Dataset records:
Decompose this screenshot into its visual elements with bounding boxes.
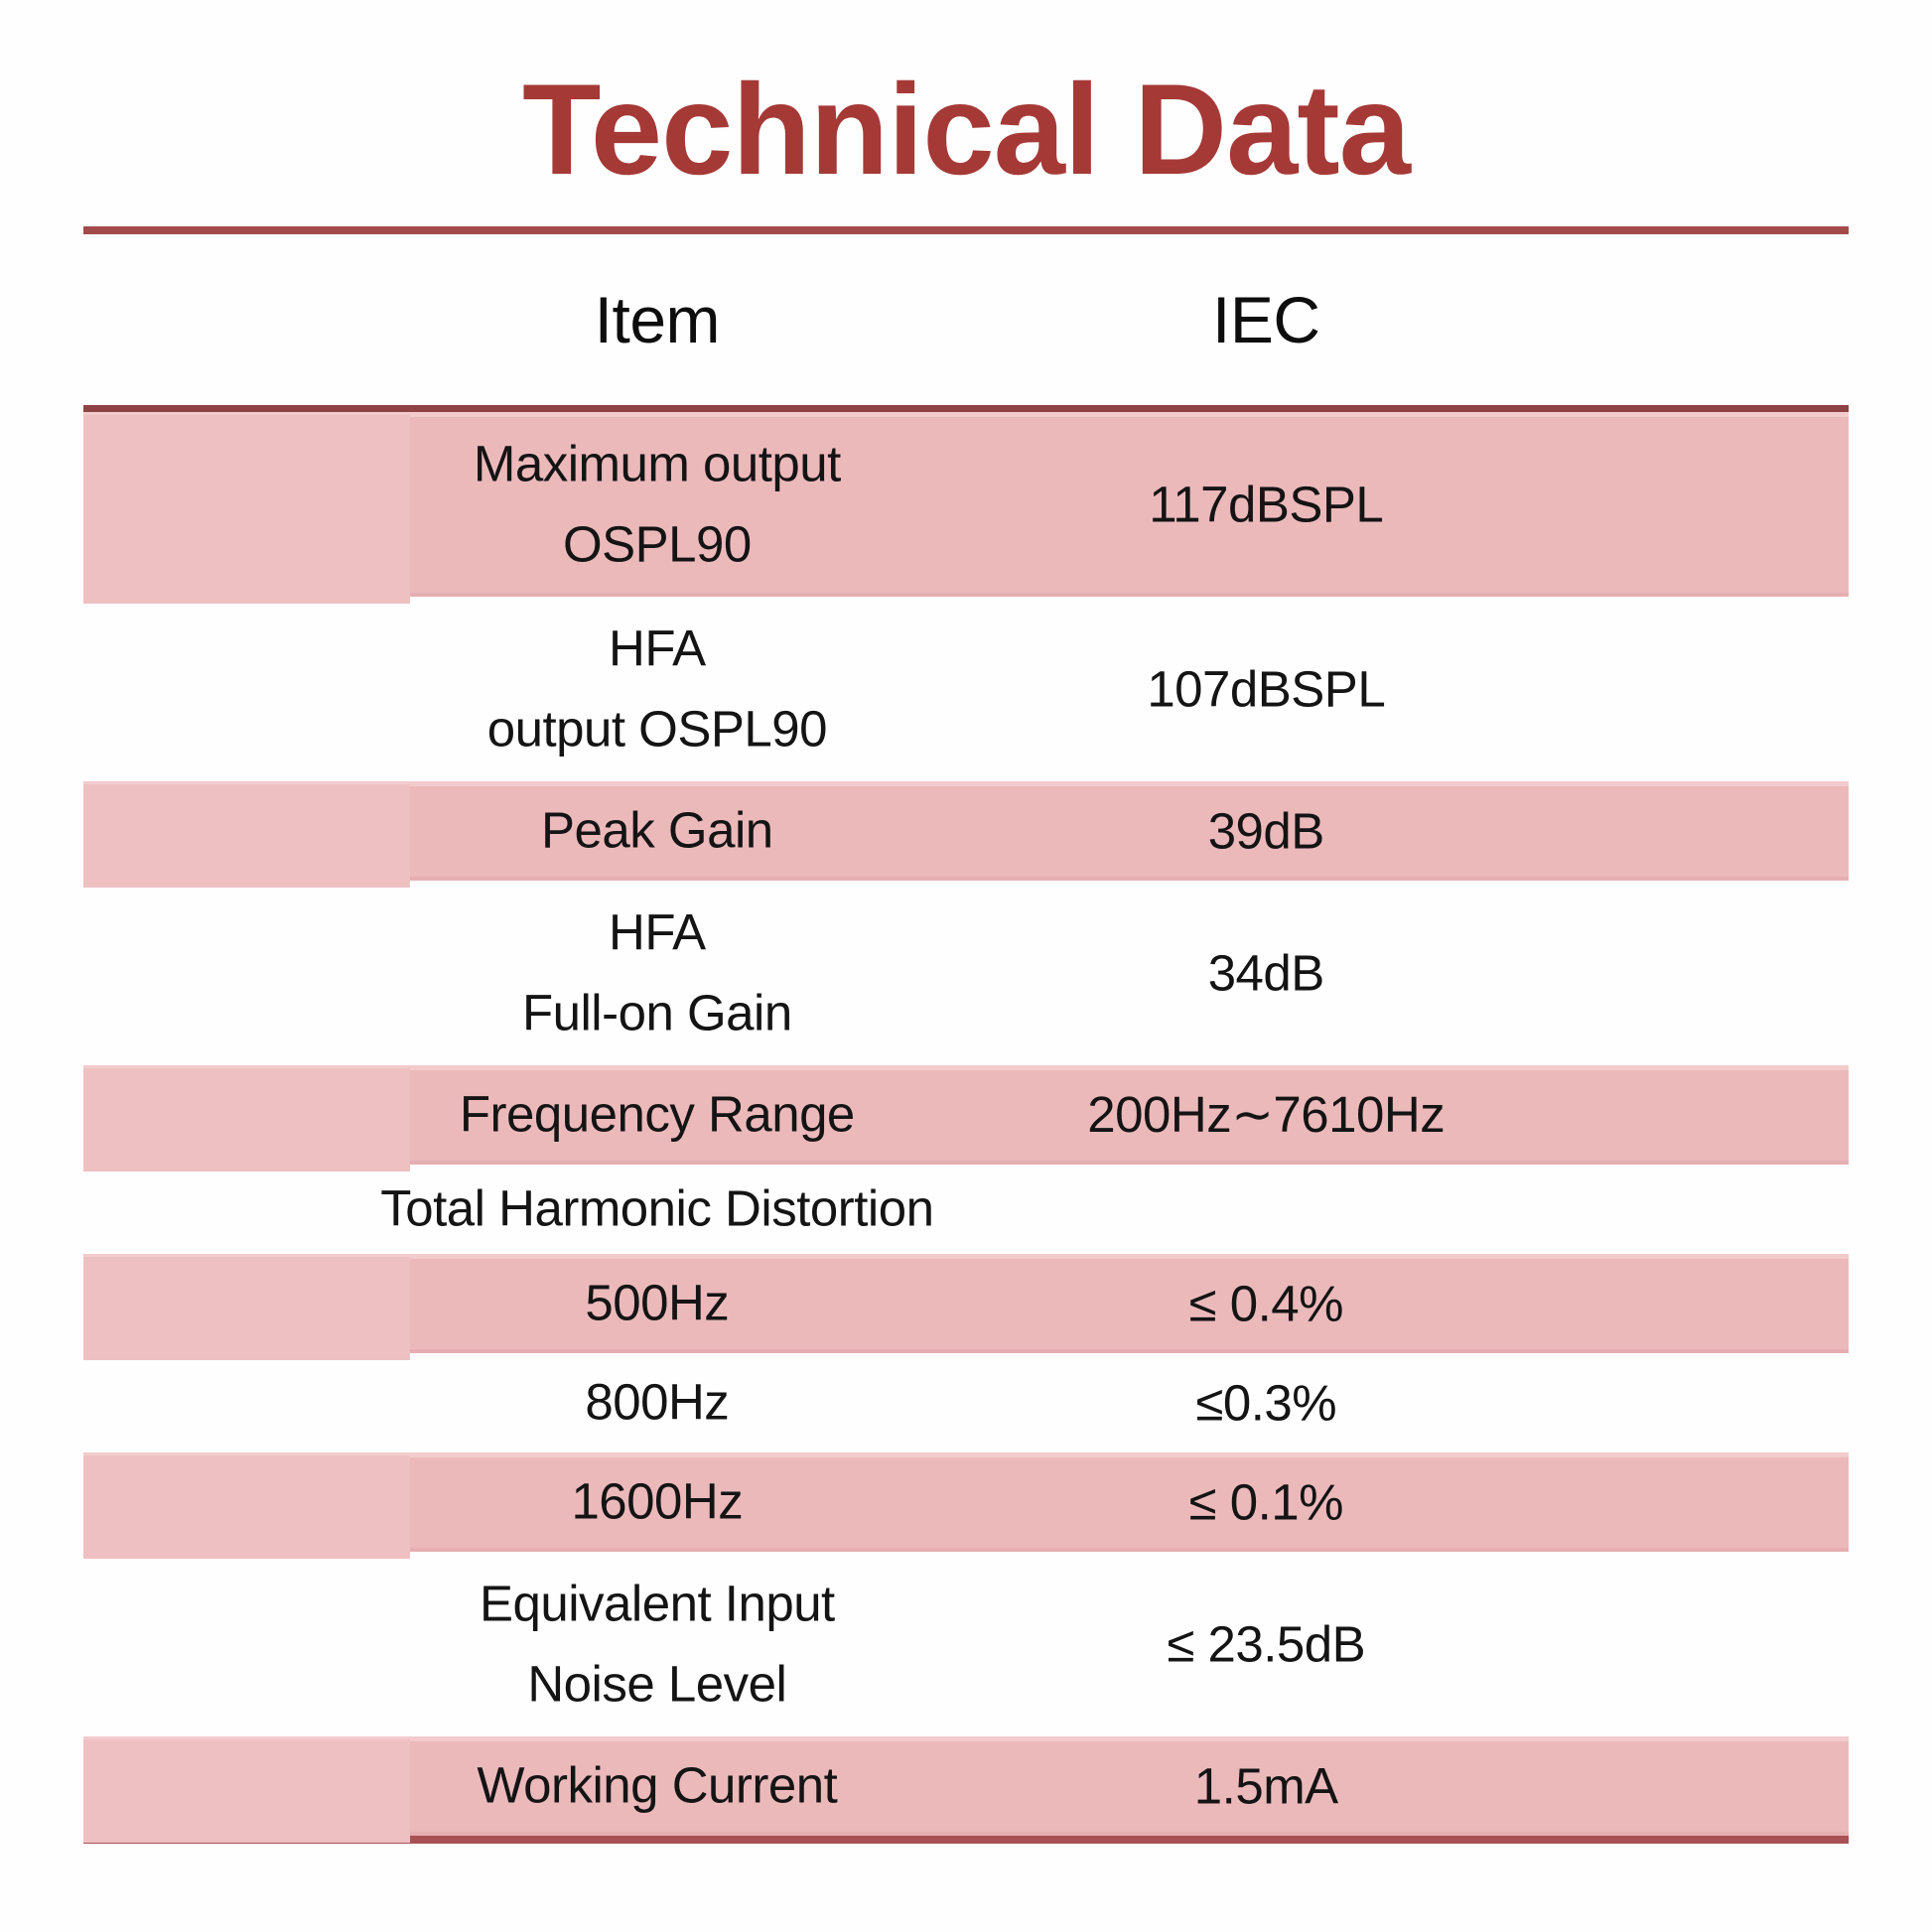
title-underline (83, 226, 1849, 234)
table-row: HFA Full-on Gain 34dB (83, 881, 1849, 1065)
table-body: Maximum output OSPL90 117dBSPL HFA output … (83, 412, 1849, 1843)
row-item-label: Equivalent Input Noise Level (479, 1575, 835, 1712)
row-value: 34dB (1207, 944, 1325, 1002)
table-row: Peak Gain 39dB (83, 781, 1849, 888)
column-header-item: Item (594, 283, 721, 356)
table-row: 800Hz ≤0.3% (83, 1353, 1849, 1452)
table-row: 1600Hz ≤ 0.1% (83, 1452, 1849, 1559)
row-item-label: Maximum output OSPL90 (473, 435, 841, 572)
row-item-label: 800Hz (585, 1373, 730, 1431)
row-value: 39dB (1207, 802, 1325, 860)
row-value: ≤ 0.4% (1188, 1275, 1344, 1332)
table-row: Working Current 1.5mA (83, 1736, 1849, 1843)
table-row: HFA output OSPL90 107dBSPL (83, 597, 1849, 781)
row-item-label: Frequency Range (459, 1085, 855, 1143)
row-item-label: Peak Gain (541, 801, 773, 859)
page-title: Technical Data (522, 57, 1411, 202)
row-item-label: Working Current (477, 1756, 838, 1814)
row-item-label: 1600Hz (571, 1472, 744, 1530)
header-divider-line (83, 405, 1849, 412)
table-bottom-line (83, 1836, 1849, 1844)
technical-data-table: Item IEC Maximum output OSPL90 117dBSPL HF… (83, 234, 1849, 1844)
row-item-label: HFA Full-on Gain (521, 903, 792, 1040)
table-header-row: Item IEC (83, 234, 1849, 405)
row-value: ≤0.3% (1195, 1374, 1337, 1432)
row-value: ≤ 0.1% (1188, 1473, 1344, 1531)
table-row: Total Harmonic Distortion (83, 1165, 1849, 1254)
row-value: 200Hz∼7610Hz (1087, 1086, 1446, 1143)
table-row: Equivalent Input Noise Level ≤ 23.5dB (83, 1552, 1849, 1736)
row-value: 1.5mA (1193, 1757, 1338, 1815)
row-value: 117dBSPL (1149, 476, 1384, 533)
row-item-label: 500Hz (585, 1274, 730, 1331)
row-item-label: HFA output OSPL90 (486, 620, 828, 757)
column-header-iec: IEC (1211, 283, 1320, 356)
row-value: ≤ 23.5dB (1167, 1615, 1366, 1673)
row-value: 107dBSPL (1147, 660, 1386, 718)
table-row: Frequency Range 200Hz∼7610Hz (83, 1065, 1849, 1172)
table-row: Maximum output OSPL90 117dBSPL (83, 412, 1849, 604)
table-row: 500Hz ≤ 0.4% (83, 1254, 1849, 1360)
row-item-label: Total Harmonic Distortion (380, 1179, 934, 1237)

** OBJECTIVE **
Reproduce everything from the line containing "title-underline (83, 226, 1849, 234)" down to the line containing "technical-data-table: Item IEC", keeping both of those lines.

** THE REPLY **
title-underline (83, 226, 1849, 234)
table-row: HFA Full-on Gain 34dB (83, 881, 1849, 1065)
table-body: Maximum output OSPL90 117dBSPL HFA output … (83, 412, 1849, 1843)
row-item-label: Equivalent Input Noise Level (479, 1575, 835, 1712)
row-value: 34dB (1207, 944, 1325, 1002)
table-row: Peak Gain 39dB (83, 781, 1849, 888)
column-header-item: Item (594, 283, 721, 356)
table-row: 800Hz ≤0.3% (83, 1353, 1849, 1452)
table-row: 1600Hz ≤ 0.1% (83, 1452, 1849, 1559)
row-item-label: Maximum output OSPL90 (473, 435, 841, 572)
row-item-label: 800Hz (585, 1373, 730, 1431)
row-value: 39dB (1207, 802, 1325, 860)
row-value: ≤ 0.4% (1188, 1275, 1344, 1332)
table-row: Working Current 1.5mA (83, 1736, 1849, 1843)
table-row: HFA output OSPL90 107dBSPL (83, 597, 1849, 781)
row-item-label: Frequency Range (459, 1085, 855, 1143)
row-item-label: Peak Gain (541, 801, 773, 859)
page-title: Technical Data (522, 57, 1411, 202)
row-item-label: Working Current (477, 1756, 838, 1814)
row-item-label: 1600Hz (571, 1472, 744, 1530)
header-divider-line (83, 405, 1849, 412)
table-bottom-line (83, 1836, 1849, 1844)
technical-data-table: Item IEC Maximum output OSPL90 117dBSPL HF… (83, 234, 1849, 1844)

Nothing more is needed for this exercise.